Write out each line exactly as given. Leave the pictures out of your copy.
----
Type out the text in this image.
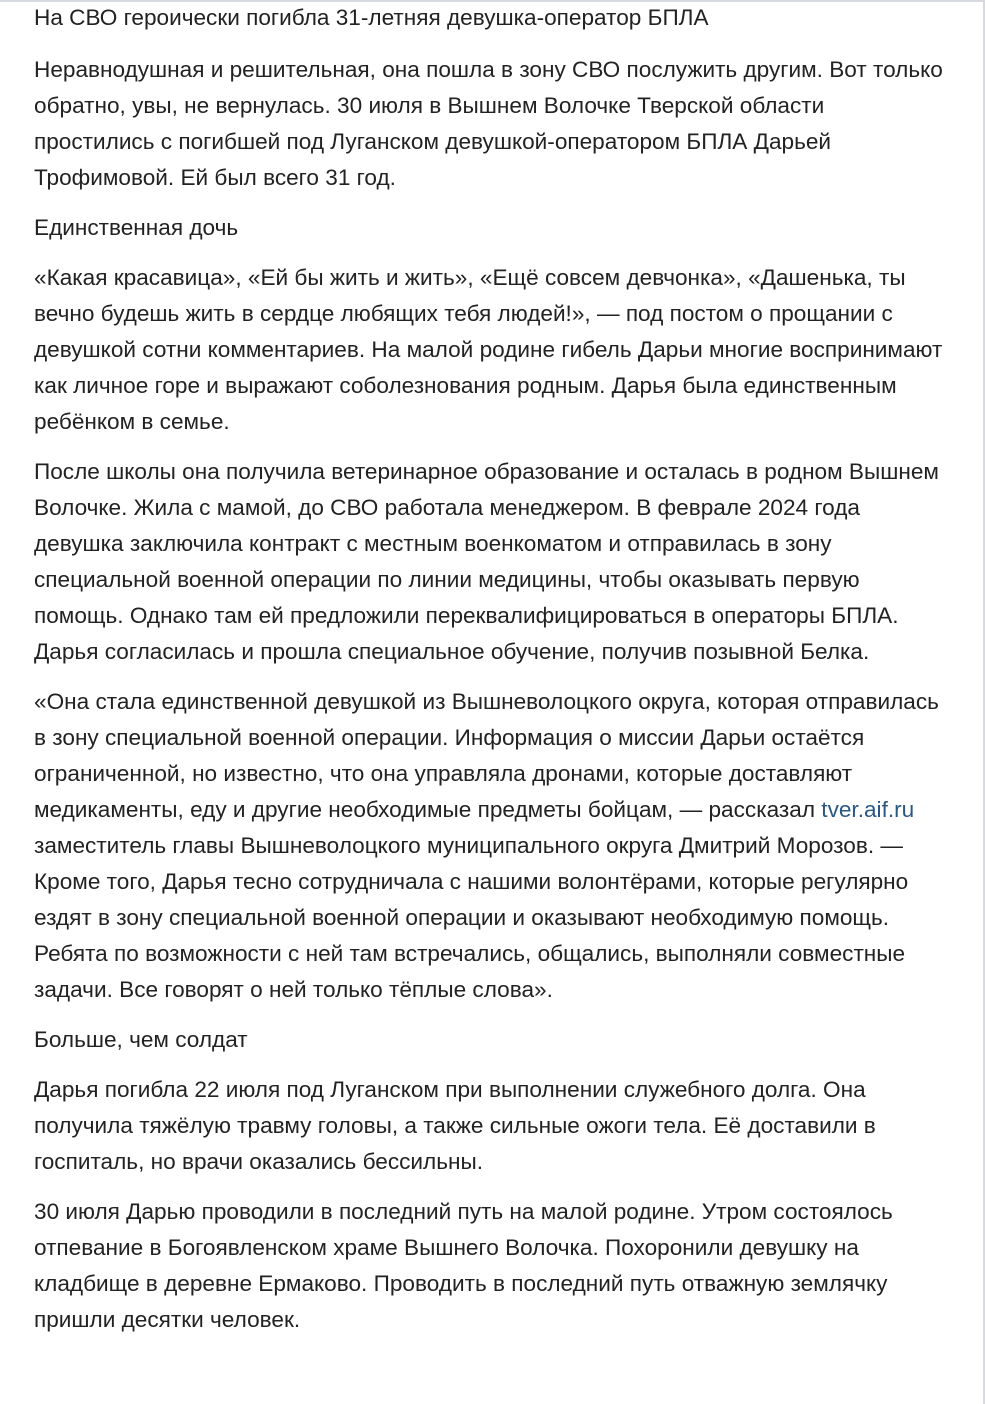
На СВО героически погибла 31-летняя девушка-оператор БПЛА

Неравнодушная и решительная, она пошла в зону СВО послужить другим. Вот только обратно, увы, не вернулась. 30 июля в Вышнем Волочке Тверской области простились с погибшей под Луганском девушкой-оператором БПЛА Дарьей Трофимовой. Ей был всего 31 год.

Единственная дочь

«Какая красавица», «Ей бы жить и жить», «Ещё совсем девчонка», «Дашенька, ты вечно будешь жить в сердце любящих тебя людей!», — под постом о прощании с девушкой сотни комментариев. На малой родине гибель Дарьи многие воспринимают как личное горе и выражают соболезнования родным. Дарья была единственным ребёнком в семье.

После школы она получила ветеринарное образование и осталась в родном Вышнем Волочке. Жила с мамой, до СВО работала менеджером. В феврале 2024 года девушка заключила контракт с местным военкоматом и отправилась в зону специальной военной операции по линии медицины, чтобы оказывать первую помощь. Однако там ей предложили переквалифицироваться в операторы БПЛА. Дарья согласилась и прошла специальное обучение, получив позывной Белка.

«Она стала единственной девушкой из Вышневолоцкого округа, которая отправилась в зону специальной военной операции. Информация о миссии Дарьи остаётся ограниченной, но известно, что она управляла дронами, которые доставляют медикаменты, еду и другие необходимые предметы бойцам, — рассказал tver.aif.ru заместитель главы Вышневолоцкого муниципального округа Дмитрий Морозов. — Кроме того, Дарья тесно сотрудничала с нашими волонтёрами, которые регулярно ездят в зону специальной военной операции и оказывают необходимую помощь. Ребята по возможности с ней там встречались, общались, выполняли совместные задачи. Все говорят о ней только тёплые слова».

Больше, чем солдат

Дарья погибла 22 июля под Луганском при выполнении служебного долга. Она получила тяжёлую травму головы, а также сильные ожоги тела. Её доставили в госпиталь, но врачи оказались бессильны.

30 июля Дарью проводили в последний путь на малой родине. Утром состоялось отпевание в Богоявленском храме Вышнего Волочка. Похоронили девушку на кладбище в деревне Ермаково. Проводить в последний путь отважную землячку пришли десятки человек.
----
Correct response:
Type out the text in this image.
На СВО героически погибла 31-летняя девушка-оператор БПЛА

Неравнодушная и решительная, она пошла в зону СВО послужить другим. Вот только обратно, увы, не вернулась. 30 июля в Вышнем Волочке Тверской области простились с погибшей под Луганском девушкой-оператором БПЛА Дарьей Трофимовой. Ей был всего 31 год.

Единственная дочь

«Какая красавица», «Ей бы жить и жить», «Ещё совсем девчонка», «Дашенька, ты вечно будешь жить в сердце любящих тебя людей!», — под постом о прощании с девушкой сотни комментариев. На малой родине гибель Дарьи многие воспринимают как личное горе и выражают соболезнования родным. Дарья была единственным ребёнком в семье.

После школы она получила ветеринарное образование и осталась в родном Вышнем Волочке. Жила с мамой, до СВО работала менеджером. В феврале 2024 года девушка заключила контракт с местным военкоматом и отправилась в зону специальной военной операции по линии медицины, чтобы оказывать первую помощь. Однако там ей предложили переквалифицироваться в операторы БПЛА. Дарья согласилась и прошла специальное обучение, получив позывной Белка.

«Она стала единственной девушкой из Вышневолоцкого округа, которая отправилась в зону специальной военной операции. Информация о миссии Дарьи остаётся ограниченной, но известно, что она управляла дронами, которые доставляют медикаменты, еду и другие необходимые предметы бойцам, — рассказал tver.aif.ru заместитель главы Вышневолоцкого муниципального округа Дмитрий Морозов. — Кроме того, Дарья тесно сотрудничала с нашими волонтёрами, которые регулярно ездят в зону специальной военной операции и оказывают необходимую помощь. Ребята по возможности с ней там встречались, общались, выполняли совместные задачи. Все говорят о ней только тёплые слова».

Больше, чем солдат

Дарья погибла 22 июля под Луганском при выполнении служебного долга. Она получила тяжёлую травму головы, а также сильные ожоги тела. Её доставили в госпиталь, но врачи оказались бессильны.

30 июля Дарью проводили в последний путь на малой родине. Утром состоялось отпевание в Богоявленском храме Вышнего Волочка. Похоронили девушку на кладбище в деревне Ермаково. Проводить в последний путь отважную землячку пришли десятки человек.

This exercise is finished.